╭──
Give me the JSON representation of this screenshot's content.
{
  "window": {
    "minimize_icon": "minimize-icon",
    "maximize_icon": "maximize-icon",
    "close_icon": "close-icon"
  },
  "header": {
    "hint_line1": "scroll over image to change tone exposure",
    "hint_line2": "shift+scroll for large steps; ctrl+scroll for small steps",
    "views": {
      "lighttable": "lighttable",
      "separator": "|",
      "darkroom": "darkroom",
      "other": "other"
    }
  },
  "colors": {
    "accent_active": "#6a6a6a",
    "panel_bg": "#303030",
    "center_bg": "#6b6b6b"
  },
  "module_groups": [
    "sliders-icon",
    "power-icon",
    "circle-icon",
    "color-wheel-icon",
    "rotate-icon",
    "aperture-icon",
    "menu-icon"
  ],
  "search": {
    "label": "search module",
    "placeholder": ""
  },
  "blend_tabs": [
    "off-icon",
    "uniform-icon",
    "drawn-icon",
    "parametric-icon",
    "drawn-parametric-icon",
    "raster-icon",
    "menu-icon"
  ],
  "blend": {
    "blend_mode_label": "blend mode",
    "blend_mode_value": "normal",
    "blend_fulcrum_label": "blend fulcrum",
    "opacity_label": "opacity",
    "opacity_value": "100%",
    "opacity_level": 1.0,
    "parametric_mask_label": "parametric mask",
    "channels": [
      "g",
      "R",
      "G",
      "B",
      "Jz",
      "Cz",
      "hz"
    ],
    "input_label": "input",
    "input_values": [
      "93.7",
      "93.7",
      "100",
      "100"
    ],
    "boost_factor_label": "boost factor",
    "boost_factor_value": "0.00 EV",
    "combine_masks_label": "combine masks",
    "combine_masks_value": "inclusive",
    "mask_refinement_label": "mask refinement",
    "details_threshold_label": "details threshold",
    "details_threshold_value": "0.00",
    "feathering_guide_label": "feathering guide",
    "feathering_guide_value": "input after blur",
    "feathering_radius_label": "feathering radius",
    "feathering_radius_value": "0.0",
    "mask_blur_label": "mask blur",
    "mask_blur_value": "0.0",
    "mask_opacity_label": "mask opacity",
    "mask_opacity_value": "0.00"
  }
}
╰──
╭──
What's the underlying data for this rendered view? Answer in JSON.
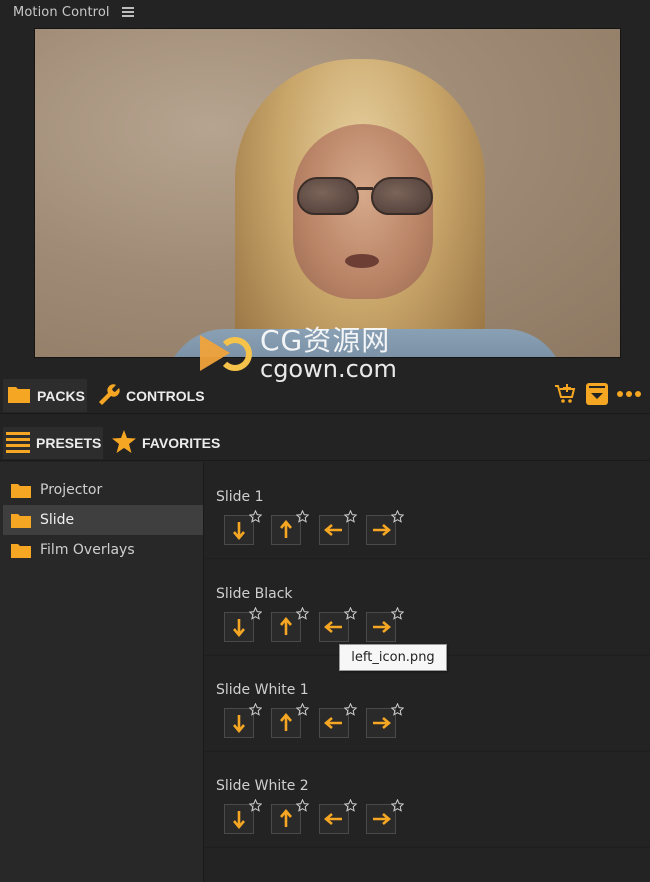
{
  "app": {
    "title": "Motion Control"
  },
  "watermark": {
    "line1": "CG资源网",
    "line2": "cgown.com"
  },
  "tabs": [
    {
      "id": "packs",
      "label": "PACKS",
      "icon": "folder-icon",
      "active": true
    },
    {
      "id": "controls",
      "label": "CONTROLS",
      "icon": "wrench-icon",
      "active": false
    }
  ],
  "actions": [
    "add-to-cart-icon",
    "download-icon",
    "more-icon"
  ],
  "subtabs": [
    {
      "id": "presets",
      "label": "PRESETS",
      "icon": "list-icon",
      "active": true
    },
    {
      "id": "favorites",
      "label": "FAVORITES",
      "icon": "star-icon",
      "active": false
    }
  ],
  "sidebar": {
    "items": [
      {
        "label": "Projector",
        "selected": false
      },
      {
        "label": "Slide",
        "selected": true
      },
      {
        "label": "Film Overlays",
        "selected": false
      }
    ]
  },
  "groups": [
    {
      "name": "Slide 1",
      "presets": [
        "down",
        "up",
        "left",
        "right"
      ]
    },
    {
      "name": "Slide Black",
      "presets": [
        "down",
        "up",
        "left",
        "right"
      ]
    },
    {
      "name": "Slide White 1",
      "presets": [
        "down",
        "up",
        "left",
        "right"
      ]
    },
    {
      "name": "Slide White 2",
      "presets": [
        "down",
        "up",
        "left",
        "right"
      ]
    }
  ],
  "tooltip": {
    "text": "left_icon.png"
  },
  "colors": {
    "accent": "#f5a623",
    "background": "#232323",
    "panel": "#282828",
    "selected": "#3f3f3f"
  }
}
╰──
» **Goal of the exercise**
Where a line holds "White", copy that line.

» **Exercise solution**
      "name": "Slide White 1",
      "name": "Slide White 2",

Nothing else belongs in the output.